> Supplied data
• • • •
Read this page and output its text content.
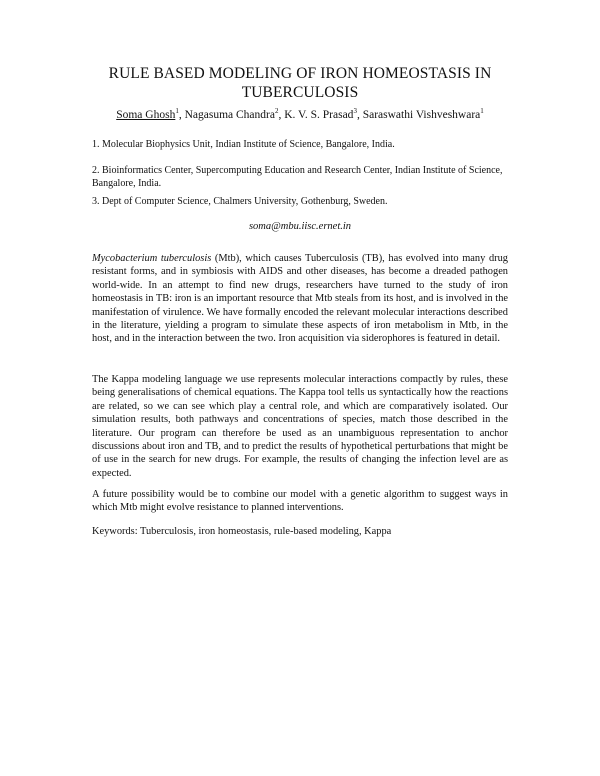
RULE BASED MODELING OF IRON HOMEOSTASIS IN
TUBERCULOSIS
Soma Ghosh$^1$, Nagasuma Chandra$^2$, K. V. S. Prasad$^3$, Saraswathi Vishveshwara$^1$
1. Molecular Biophysics Unit, Indian Institute of Science, Bangalore, India.
2. Bioinformatics Center, Supercomputing Education and Research Center, Indian Institute of Science, Bangalore, India.
3. Dept of Computer Science, Chalmers University, Gothenburg, Sweden.
soma@mbu.iisc.ernet.in
Mycobacterium tuberculosis (Mtb), which causes Tuberculosis (TB), has evolved into many drug resistant forms, and in symbiosis with AIDS and other diseases, has become a dreaded pathogen world-wide. In an attempt to find new drugs, researchers have turned to the study of iron homeostasis in TB: iron is an important resource that Mtb steals from its host, and is involved in the manifestation of virulence. We have formally encoded the relevant molecular interactions described in the literature, yielding a program to simulate these aspects of iron metabolism in Mtb, in the host, and in the interaction between the two. Iron acquisition via siderophores is featured in detail.
The Kappa modeling language we use represents molecular interactions compactly by rules, these being generalisations of chemical equations. The Kappa tool tells us syntactically how the reactions are related, so we can see which play a central role, and which are comparatively isolated. Our simulation results, both pathways and concentrations of species, match those described in the literature. Our program can therefore be used as an unambiguous representation to anchor discussions about iron and TB, and to predict the results of hypothetical perturbations that might be of use in the search for new drugs. For example, the results of changing the infection level are as expected.
A future possibility would be to combine our model with a genetic algorithm to suggest ways in which Mtb might evolve resistance to planned interventions.
Keywords: Tuberculosis, iron homeostasis, rule-based modeling, Kappa
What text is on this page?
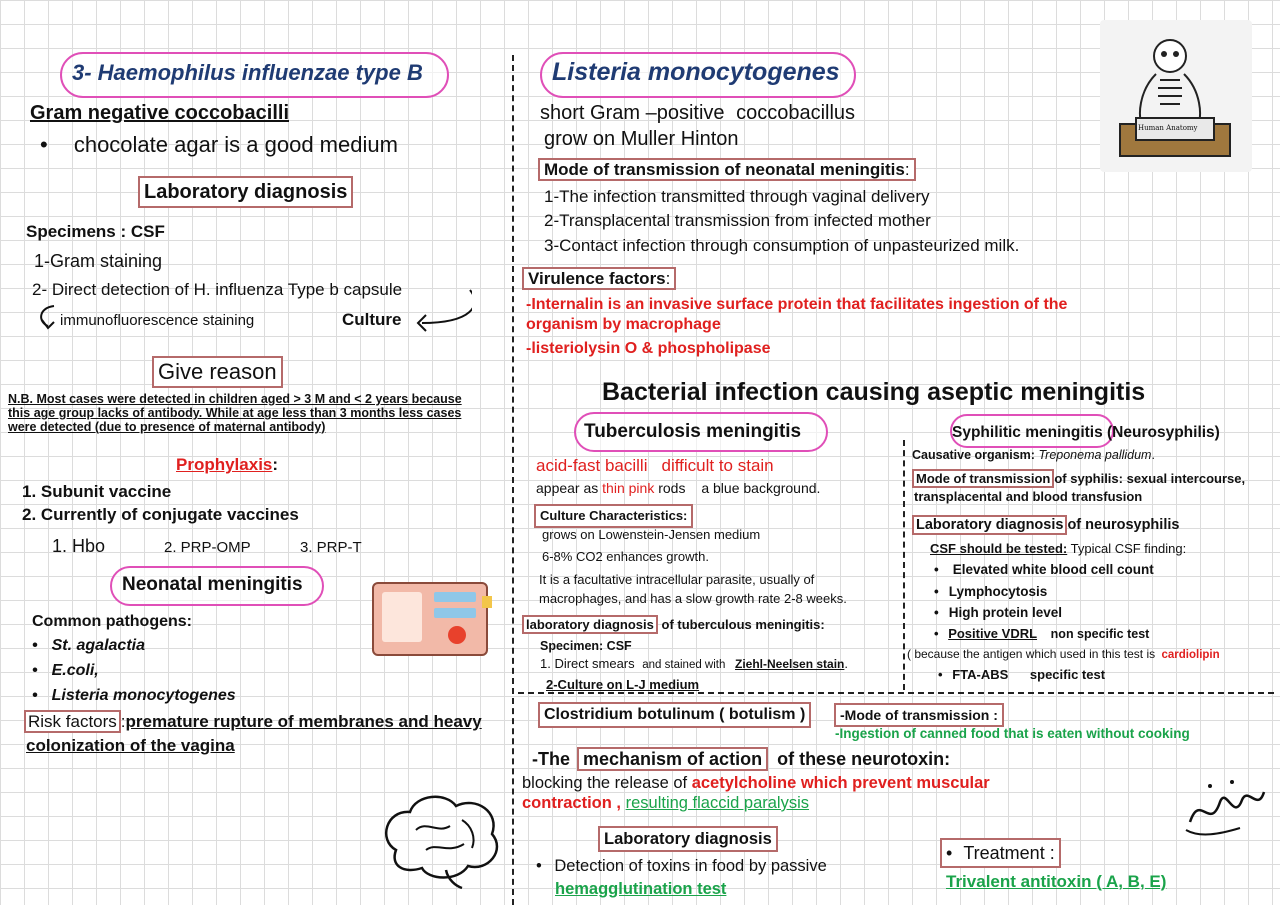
3- Haemophilus influenzae type B
Gram negative coccobacilli
• chocolate agar is a good medium
Laboratory diagnosis
Specimens : CSF
1-Gram staining
2- Direct detection of H. influenza Type b capsule
immunofluorescence staining	Culture
Give reason
N.B. Most cases were detected in children aged > 3 M and < 2 years because
this age group lacks of antibody. While at age less than 3 months less cases
were detected (due to presence of maternal antibody)
Prophylaxis:
1. Subunit vaccine
2. Currently of conjugate vaccines
1. Hbo	2. PRP-OMP	3. PRP-T
Neonatal meningitis
Common pathogens:
• St. agalactia
• E.coli,
• Listeria monocytogenes
Risk factors :premature rupture of membranes and heavy
colonization of the vagina
Listeria monocytogenes
short Gram –positive coccobacillus
grow on Muller Hinton
Mode of transmission of neonatal meningitis:
1-The infection transmitted through vaginal delivery
2-Transplacental transmission from infected mother
3-Contact infection through consumption of unpasteurized milk.
Virulence factors:
-Internalin is an invasive surface protein that facilitates ingestion of the
organism by macrophage
-listeriolysin O & phospholipase
Human Anatomy
Bacterial infection causing aseptic meningitis
Tuberculosis meningitis
acid-fast bacilli difficult to stain
appear as thin pink rods a blue background.
Culture Characteristics:
grows on Lowenstein-Jensen medium
6-8% CO2 enhances growth.
It is a facultative intracellular parasite, usually of
macrophages, and has a slow growth rate 2-8 weeks.
laboratory diagnosis of tuberculous meningitis:
Specimen: CSF
1. Direct smears and stained with Ziehl-Neelsen stain.
2-Culture on L-J medium
Syphilitic meningitis (Neurosyphilis)
Causative organism: Treponema pallidum.
Mode of transmission of syphilis: sexual intercourse,
transplacental and blood transfusion
Laboratory diagnosis of neurosyphilis
CSF should be tested: Typical CSF finding:
• Elevated white blood cell count
• Lymphocytosis
• High protein level
• Positive VDRL non specific test
( because the antigen which used in this test is cardiolipin
• FTA-ABS specific test
Clostridium botulinum ( botulism )	-Mode of transmission :
-Ingestion of canned food that is eaten without cooking
-The mechanism of action of these neurotoxin:
blocking the release of acetylcholine which prevent muscular
contraction , resulting flaccid paralysis
Laboratory diagnosis
• Detection of toxins in food by passive
hemagglutination test
• Treatment :
Trivalent antitoxin ( A, B, E)
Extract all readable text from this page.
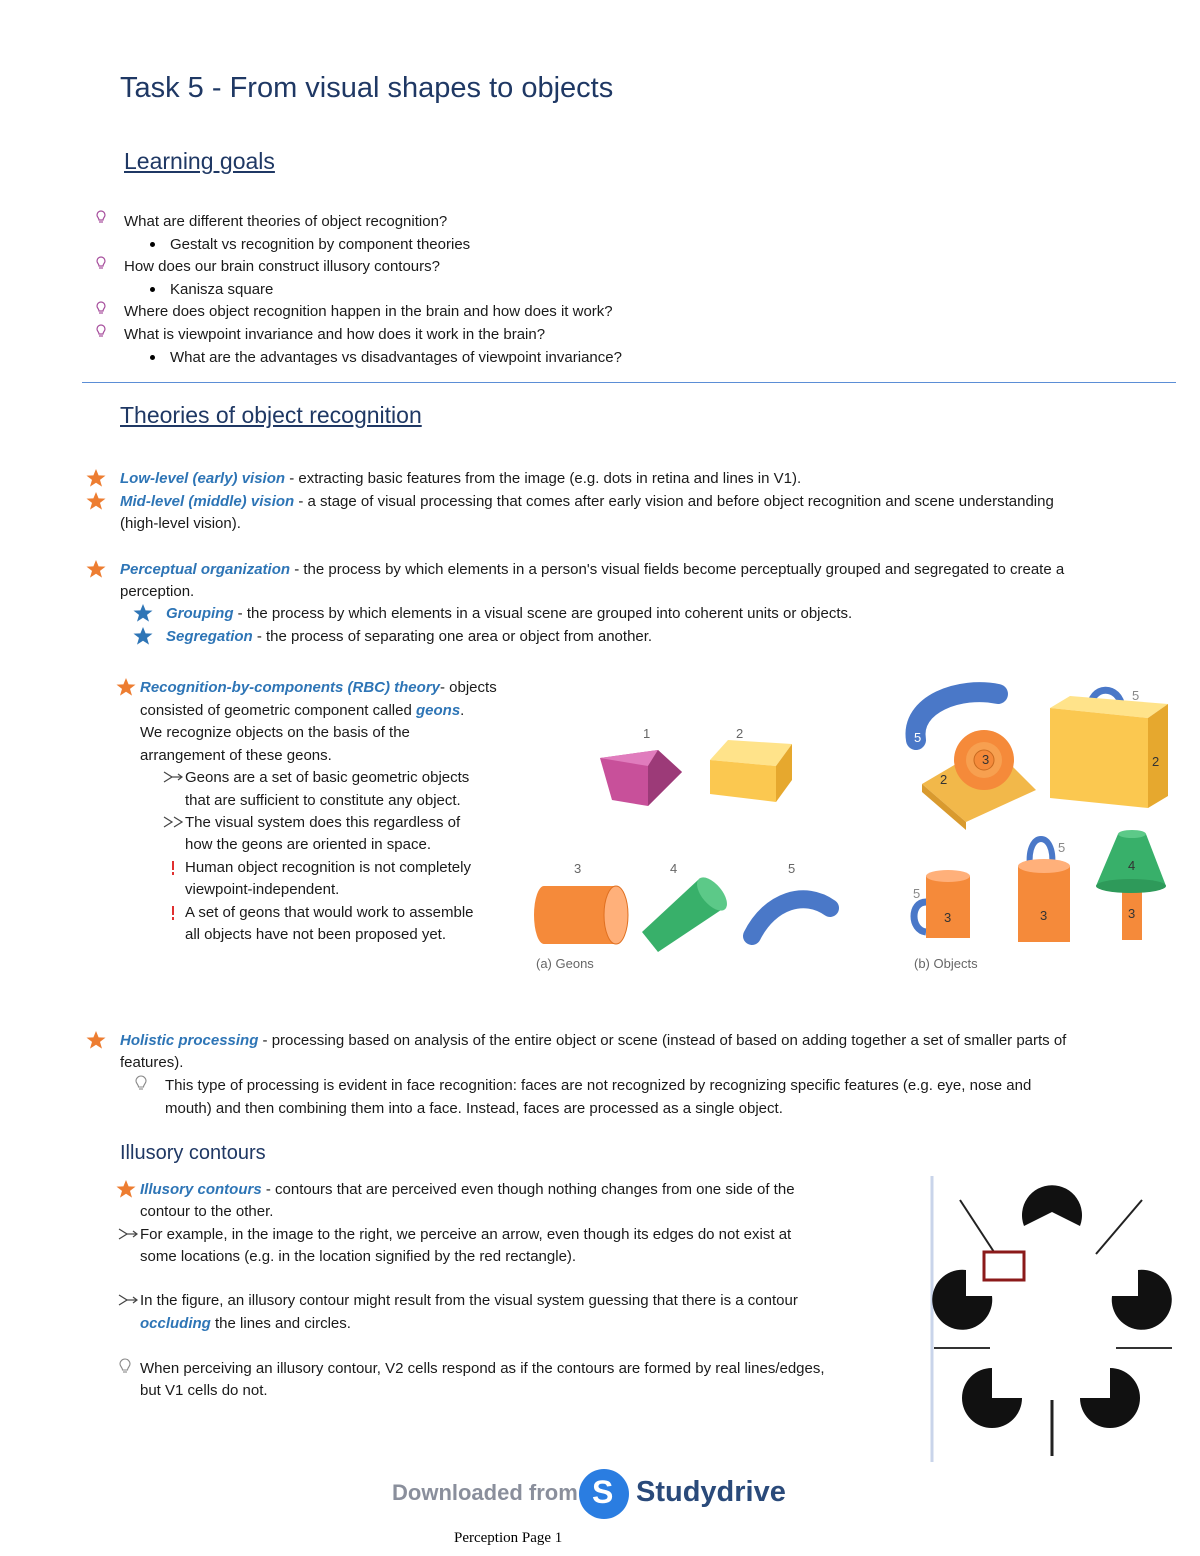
Task 5 - From visual shapes to objects
Learning goals
What are different theories of object recognition?
Gestalt vs recognition by component theories
How does our brain construct illusory contours?
Kanisza square
Where does object recognition happen in the brain and how does it work?
What is viewpoint invariance and how does it work in the brain?
What are the advantages vs disadvantages of viewpoint invariance?
Theories of object recognition
Low-level (early) vision - extracting basic features from the image (e.g. dots in retina and lines in V1).
Mid-level (middle) vision - a stage of visual processing that comes after early vision and before object recognition and scene understanding
(high-level vision).
Perceptual organization - the process by which elements in a person's visual fields become perceptually grouped and segregated to create a
perception.
Grouping - the process by which elements in a visual scene are grouped into coherent units or objects.
Segregation - the process of separating one area or object from another.
Recognition-by-components (RBC) theory- objects
consisted of geometric component called geons.
We recognize objects on the basis of the
arrangement of these geons.
Geons are a set of basic geometric objects
that are sufficient to constitute any object.
The visual system does this regardless of
how the geons are oriented in space.
Human object recognition is not completely
viewpoint-independent.
A set of geons that would work to assemble
all objects have not been proposed yet.
1	2
3	4	5
(a) Geons
5
3
2
5
2
5
3
5
3
4
3
(b) Objects
Holistic processing - processing based on analysis of the entire object or scene (instead of based on adding together a set of smaller parts of
features).
This type of processing is evident in face recognition: faces are not recognized by recognizing specific features (e.g. eye, nose and
mouth) and then combining them into a face. Instead, faces are processed as a single object.
Illusory contours
Illusory contours - contours that are perceived even though nothing changes from one side of the
contour to the other.
For example, in the image to the right, we perceive an arrow, even though its edges do not exist at
some locations (e.g. in the location signified by the red rectangle).
In the figure, an illusory contour might result from the visual system guessing that there is a contour
occluding the lines and circles.
When perceiving an illusory contour, V2 cells respond as if the contours are formed by real lines/edges,
but V1 cells do not.
Downloaded from S Studydrive
Perception Page 1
• • • •
> Problem details
Your output should be the full set of entries above, restated word for word and free of pictures.

> Solution below
Read this page and output its text content.
RULE BASED MODELING OF IRON HOMEOSTASIS IN
TUBERCULOSIS
Soma Ghosh$^1$, Nagasuma Chandra$^2$, K. V. S. Prasad$^3$, Saraswathi Vishveshwara$^1$
1. Molecular Biophysics Unit, Indian Institute of Science, Bangalore, India.
2. Bioinformatics Center, Supercomputing Education and Research Center, Indian Institute of Science, Bangalore, India.
3. Dept of Computer Science, Chalmers University, Gothenburg, Sweden.
soma@mbu.iisc.ernet.in
Mycobacterium tuberculosis (Mtb), which causes Tuberculosis (TB), has evolved into many drug resistant forms, and in symbiosis with AIDS and other diseases, has become a dreaded pathogen world-wide. In an attempt to find new drugs, researchers have turned to the study of iron homeostasis in TB: iron is an important resource that Mtb steals from its host, and is involved in the manifestation of virulence. We have formally encoded the relevant molecular interactions described in the literature, yielding a program to simulate these aspects of iron metabolism in Mtb, in the host, and in the interaction between the two. Iron acquisition via siderophores is featured in detail.
The Kappa modeling language we use represents molecular interactions compactly by rules, these being generalisations of chemical equations. The Kappa tool tells us syntactically how the reactions are related, so we can see which play a central role, and which are comparatively isolated. Our simulation results, both pathways and concentrations of species, match those described in the literature. Our program can therefore be used as an unambiguous representation to anchor discussions about iron and TB, and to predict the results of hypothetical perturbations that might be of use in the search for new drugs. For example, the results of changing the infection level are as expected.
A future possibility would be to combine our model with a genetic algorithm to suggest ways in which Mtb might evolve resistance to planned interventions.
Keywords: Tuberculosis, iron homeostasis, rule-based modeling, Kappa
What text is on this page?
3- Haemophilus influenzae type B
Gram negative coccobacilli
• chocolate agar is a good medium
Laboratory diagnosis
Specimens : CSF
1-Gram staining
2- Direct detection of H. influenza Type b capsule
immunofluorescence staining	Culture
Give reason
N.B. Most cases were detected in children aged > 3 M and < 2 years because
this age group lacks of antibody. While at age less than 3 months less cases
were detected (due to presence of maternal antibody)
Prophylaxis:
1. Subunit vaccine
2. Currently of conjugate vaccines
1. Hbo	2. PRP-OMP	3. PRP-T
Neonatal meningitis
Common pathogens:
• St. agalactia
• E.coli,
• Listeria monocytogenes
Risk factors :premature rupture of membranes and heavy
colonization of the vagina
Listeria monocytogenes
short Gram –positive coccobacillus
grow on Muller Hinton
Mode of transmission of neonatal meningitis:
1-The infection transmitted through vaginal delivery
2-Transplacental transmission from infected mother
3-Contact infection through consumption of unpasteurized milk.
Virulence factors:
-Internalin is an invasive surface protein that facilitates ingestion of the
organism by macrophage
-listeriolysin O & phospholipase
Human Anatomy
Bacterial infection causing aseptic meningitis
Tuberculosis meningitis
acid-fast bacilli difficult to stain
appear as thin pink rods a blue background.
Culture Characteristics:
grows on Lowenstein-Jensen medium
6-8% CO2 enhances growth.
It is a facultative intracellular parasite, usually of
macrophages, and has a slow growth rate 2-8 weeks.
laboratory diagnosis of tuberculous meningitis:
Specimen: CSF
1. Direct smears and stained with Ziehl-Neelsen stain.
2-Culture on L-J medium
Syphilitic meningitis (Neurosyphilis)
Causative organism: Treponema pallidum.
Mode of transmission of syphilis: sexual intercourse,
transplacental and blood transfusion
Laboratory diagnosis of neurosyphilis
CSF should be tested: Typical CSF finding:
• Elevated white blood cell count
• Lymphocytosis
• High protein level
• Positive VDRL non specific test
( because the antigen which used in this test is cardiolipin
• FTA-ABS specific test
Clostridium botulinum ( botulism )	-Mode of transmission :
-Ingestion of canned food that is eaten without cooking
-The mechanism of action of these neurotoxin:
blocking the release of acetylcholine which prevent muscular
contraction , resulting flaccid paralysis
Laboratory diagnosis
• Detection of toxins in food by passive
hemagglutination test
• Treatment :
Trivalent antitoxin ( A, B, E)
Extract all readable text from this page.
Task 5 - From visual shapes to objects
Learning goals
What are different theories of object recognition?
Gestalt vs recognition by component theories
How does our brain construct illusory contours?
Kanisza square
Where does object recognition happen in the brain and how does it work?
What is viewpoint invariance and how does it work in the brain?
What are the advantages vs disadvantages of viewpoint invariance?
Theories of object recognition
Low-level (early) vision - extracting basic features from the image (e.g. dots in retina and lines in V1).
Mid-level (middle) vision - a stage of visual processing that comes after early vision and before object recognition and scene understanding
(high-level vision).
Perceptual organization - the process by which elements in a person's visual fields become perceptually grouped and segregated to create a
perception.
Grouping - the process by which elements in a visual scene are grouped into coherent units or objects.
Segregation - the process of separating one area or object from another.
Recognition-by-components (RBC) theory- objects
consisted of geometric component called geons.
We recognize objects on the basis of the
arrangement of these geons.
Geons are a set of basic geometric objects
that are sufficient to constitute any object.
The visual system does this regardless of
how the geons are oriented in space.
Human object recognition is not completely
viewpoint-independent.
A set of geons that would work to assemble
all objects have not been proposed yet.
1	2
3	4	5
(a) Geons
5
3
2
5
2
5
3
5
3
4
3
(b) Objects
Holistic processing - processing based on analysis of the entire object or scene (instead of based on adding together a set of smaller parts of
features).
This type of processing is evident in face recognition: faces are not recognized by recognizing specific features (e.g. eye, nose and
mouth) and then combining them into a face. Instead, faces are processed as a single object.
Illusory contours
Illusory contours - contours that are perceived even though nothing changes from one side of the
contour to the other.
For example, in the image to the right, we perceive an arrow, even though its edges do not exist at
some locations (e.g. in the location signified by the red rectangle).
In the figure, an illusory contour might result from the visual system guessing that there is a contour
occluding the lines and circles.
When perceiving an illusory contour, V2 cells respond as if the contours are formed by real lines/edges,
but V1 cells do not.
Downloaded from S Studydrive
Perception Page 1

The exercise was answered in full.